## Exercise objective:
Word for word, transcribe the lines below and drop the pictures.

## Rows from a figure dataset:

○ ○ ○ ○ ○

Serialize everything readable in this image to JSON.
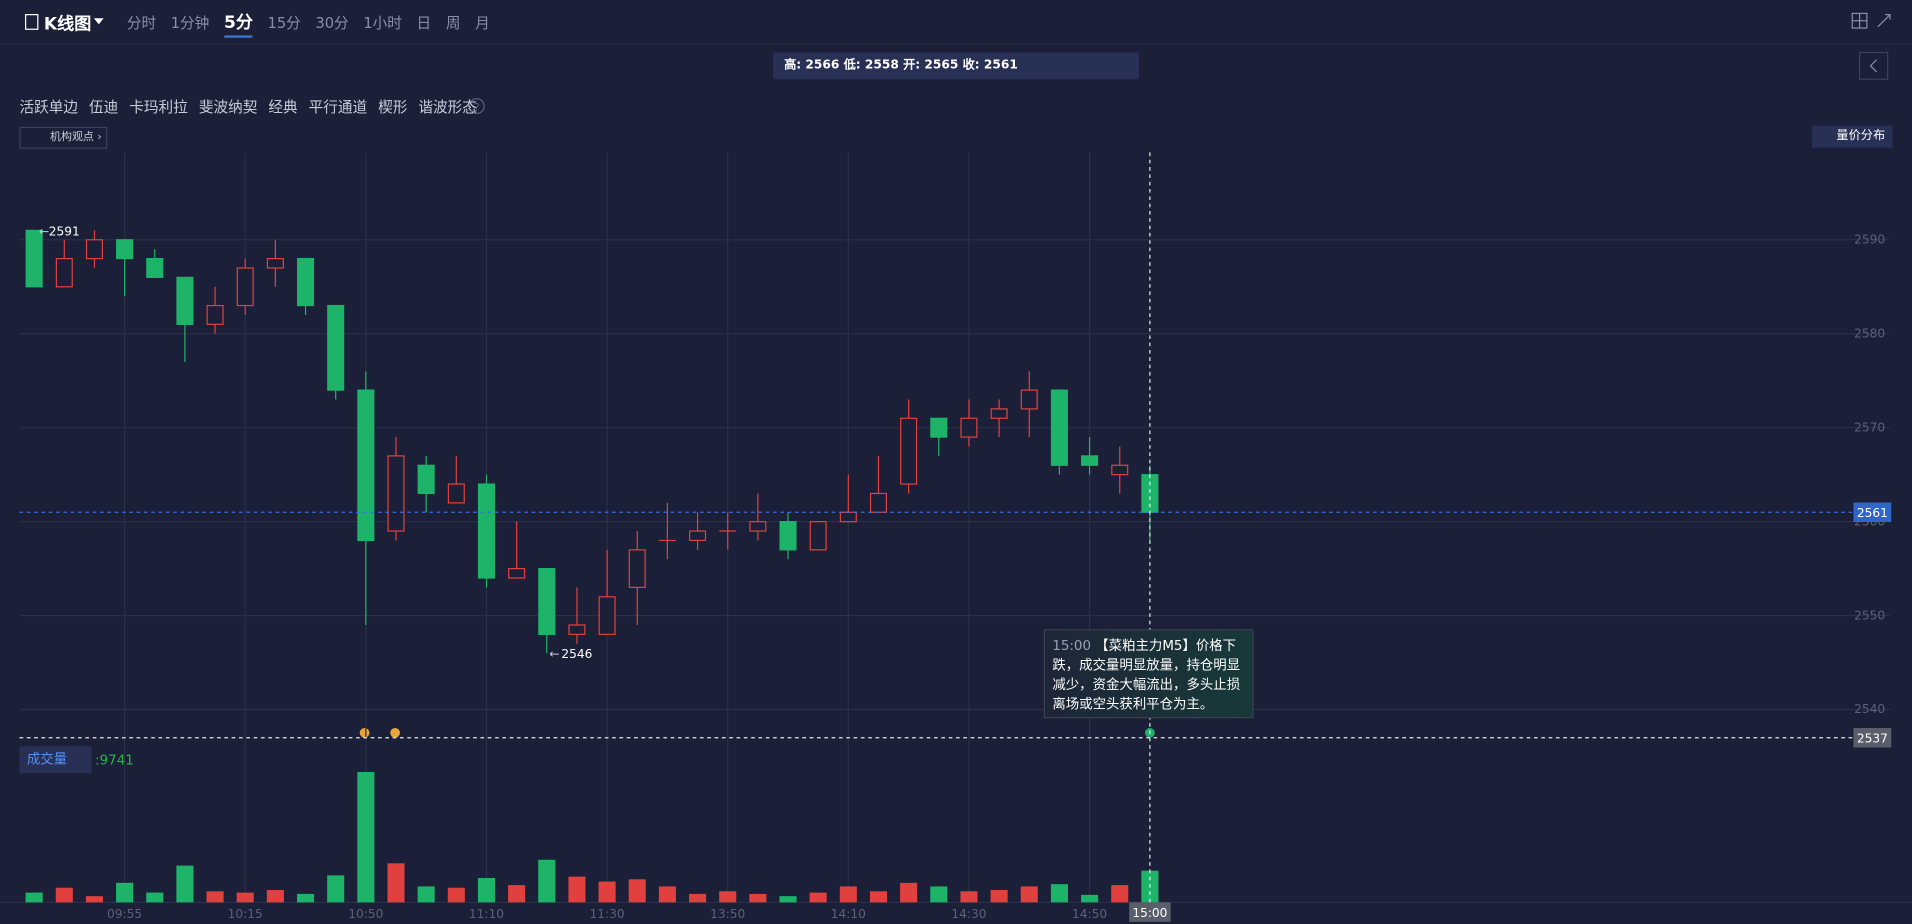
{
  "header": {
    "title": "K线图",
    "tabs": [
      "分时",
      "1分钟",
      "5分",
      "15分",
      "30分",
      "1小时",
      "日",
      "周",
      "月"
    ],
    "active_tab": 2
  },
  "ohlc_summary": "高: 2566 低: 2558 开: 2565 收: 2561",
  "indicators": [
    "活跃单边",
    "伍迪",
    "卡玛利拉",
    "斐波纳契",
    "经典",
    "平行通道",
    "楔形",
    "谐波形态"
  ],
  "help_icon": "?",
  "institution_button": "机构观点",
  "price_distribution_button": "量价分布",
  "volume_indicator": {
    "name": "成交量",
    "value_text": ":9741"
  },
  "tooltip": {
    "time": "15:00",
    "text": "【菜粕主力M5】价格下跌，成交量明显放量，持仓明显减少，资金大幅流出，多头止损离场或空头获利平仓为主。"
  },
  "chart_data": {
    "type": "candlestick",
    "categories": [
      null,
      null,
      null,
      "09:55",
      null,
      null,
      null,
      "10:15",
      null,
      null,
      null,
      "10:50",
      null,
      null,
      null,
      "11:10",
      null,
      null,
      null,
      "11:30",
      null,
      null,
      null,
      "13:50",
      null,
      null,
      null,
      "14:10",
      null,
      null,
      null,
      "14:30",
      null,
      null,
      null,
      "14:50",
      null,
      "15:00"
    ],
    "open": [
      2591,
      2585,
      2588,
      2590,
      2588,
      2586,
      2581,
      2583,
      2587,
      2588,
      2583,
      2574,
      2559,
      2566,
      2562,
      2564,
      2554,
      2555,
      2548,
      2548,
      2553,
      2558,
      2558,
      2559,
      2559,
      2560,
      2557,
      2560,
      2561,
      2564,
      2571,
      2569,
      2571,
      2572,
      2574,
      2567,
      2565,
      2565
    ],
    "high": [
      2591,
      2590,
      2591,
      2590,
      2589,
      2586,
      2585,
      2588,
      2590,
      2588,
      2583,
      2576,
      2569,
      2567,
      2567,
      2565,
      2560,
      2555,
      2553,
      2557,
      2559,
      2562,
      2561,
      2561,
      2563,
      2561,
      2560,
      2565,
      2567,
      2573,
      2571,
      2573,
      2573,
      2576,
      2574,
      2569,
      2568,
      2566
    ],
    "low": [
      2585,
      2585,
      2587,
      2584,
      2586,
      2577,
      2580,
      2582,
      2585,
      2582,
      2573,
      2549,
      2558,
      2561,
      2562,
      2553,
      2554,
      2546,
      2547,
      2548,
      2549,
      2556,
      2557,
      2557,
      2558,
      2556,
      2557,
      2560,
      2561,
      2563,
      2567,
      2568,
      2569,
      2569,
      2565,
      2565,
      2563,
      2558
    ],
    "close": [
      2585,
      2588,
      2590,
      2588,
      2586,
      2581,
      2583,
      2587,
      2588,
      2583,
      2574,
      2558,
      2567,
      2563,
      2564,
      2554,
      2555,
      2548,
      2549,
      2552,
      2557,
      2558,
      2559,
      2559,
      2560,
      2557,
      2560,
      2561,
      2563,
      2571,
      2569,
      2571,
      2572,
      2574,
      2566,
      2566,
      2566,
      2561
    ],
    "volume": [
      3000,
      4500,
      1900,
      6000,
      3000,
      11300,
      3400,
      3000,
      3800,
      2600,
      8300,
      40100,
      12000,
      4900,
      4500,
      7500,
      5300,
      13100,
      7900,
      6400,
      7100,
      4900,
      2600,
      3400,
      2600,
      1900,
      3000,
      4900,
      3400,
      6000,
      4900,
      3400,
      3800,
      4900,
      5600,
      2300,
      5300,
      9741
    ],
    "up_color": "#e0413e",
    "down_color": "#1db46a",
    "ylim": [
      2537,
      2599.3
    ],
    "yticks": [
      2540,
      2550,
      2560,
      2570,
      2580,
      2590
    ],
    "volume_ylim": [
      0,
      45000
    ],
    "grid": true,
    "last_price": 2561,
    "crosshair": {
      "index": 37,
      "price": 2537
    }
  }
}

○ ○ ○ ○ ○

## Answer for the task:
Serialize everything readable in this image to JSON.
{
  "header": {
    "title": "K线图",
    "tabs": [
      "分时",
      "1分钟",
      "5分",
      "15分",
      "30分",
      "1小时",
      "日",
      "周",
      "月"
    ],
    "active_tab": 2
  },
  "ohlc_summary": "高: 2566 低: 2558 开: 2565 收: 2561",
  "indicators": [
    "活跃单边",
    "伍迪",
    "卡玛利拉",
    "斐波纳契",
    "经典",
    "平行通道",
    "楔形",
    "谐波形态"
  ],
  "help_icon": "?",
  "institution_button": "机构观点",
  "price_distribution_button": "量价分布",
  "volume_indicator": {
    "name": "成交量",
    "value_text": ":9741"
  },
  "tooltip": {
    "time": "15:00",
    "text": "【菜粕主力M5】价格下跌，成交量明显放量，持仓明显减少，资金大幅流出，多头止损离场或空头获利平仓为主。"
  },
  "chart_data": {
    "type": "candlestick",
    "categories": [
      null,
      null,
      null,
      "09:55",
      null,
      null,
      null,
      "10:15",
      null,
      null,
      null,
      "10:50",
      null,
      null,
      null,
      "11:10",
      null,
      null,
      null,
      "11:30",
      null,
      null,
      null,
      "13:50",
      null,
      null,
      null,
      "14:10",
      null,
      null,
      null,
      "14:30",
      null,
      null,
      null,
      "14:50",
      null,
      "15:00"
    ],
    "open": [
      2591,
      2585,
      2588,
      2590,
      2588,
      2586,
      2581,
      2583,
      2587,
      2588,
      2583,
      2574,
      2559,
      2566,
      2562,
      2564,
      2554,
      2555,
      2548,
      2548,
      2553,
      2558,
      2558,
      2559,
      2559,
      2560,
      2557,
      2560,
      2561,
      2564,
      2571,
      2569,
      2571,
      2572,
      2574,
      2567,
      2565,
      2565
    ],
    "high": [
      2591,
      2590,
      2591,
      2590,
      2589,
      2586,
      2585,
      2588,
      2590,
      2588,
      2583,
      2576,
      2569,
      2567,
      2567,
      2565,
      2560,
      2555,
      2553,
      2557,
      2559,
      2562,
      2561,
      2561,
      2563,
      2561,
      2560,
      2565,
      2567,
      2573,
      2571,
      2573,
      2573,
      2576,
      2574,
      2569,
      2568,
      2566
    ],
    "low": [
      2585,
      2585,
      2587,
      2584,
      2586,
      2577,
      2580,
      2582,
      2585,
      2582,
      2573,
      2549,
      2558,
      2561,
      2562,
      2553,
      2554,
      2546,
      2547,
      2548,
      2549,
      2556,
      2557,
      2557,
      2558,
      2556,
      2557,
      2560,
      2561,
      2563,
      2567,
      2568,
      2569,
      2569,
      2565,
      2565,
      2563,
      2558
    ],
    "close": [
      2585,
      2588,
      2590,
      2588,
      2586,
      2581,
      2583,
      2587,
      2588,
      2583,
      2574,
      2558,
      2567,
      2563,
      2564,
      2554,
      2555,
      2548,
      2549,
      2552,
      2557,
      2558,
      2559,
      2559,
      2560,
      2557,
      2560,
      2561,
      2563,
      2571,
      2569,
      2571,
      2572,
      2574,
      2566,
      2566,
      2566,
      2561
    ],
    "volume": [
      3000,
      4500,
      1900,
      6000,
      3000,
      11300,
      3400,
      3000,
      3800,
      2600,
      8300,
      40100,
      12000,
      4900,
      4500,
      7500,
      5300,
      13100,
      7900,
      6400,
      7100,
      4900,
      2600,
      3400,
      2600,
      1900,
      3000,
      4900,
      3400,
      6000,
      4900,
      3400,
      3800,
      4900,
      5600,
      2300,
      5300,
      9741
    ],
    "up_color": "#e0413e",
    "down_color": "#1db46a",
    "ylim": [
      2537,
      2599.3
    ],
    "yticks": [
      2540,
      2550,
      2560,
      2570,
      2580,
      2590
    ],
    "volume_ylim": [
      0,
      45000
    ],
    "grid": true,
    "last_price": 2561,
    "crosshair": {
      "index": 37,
      "price": 2537
    }
  }
}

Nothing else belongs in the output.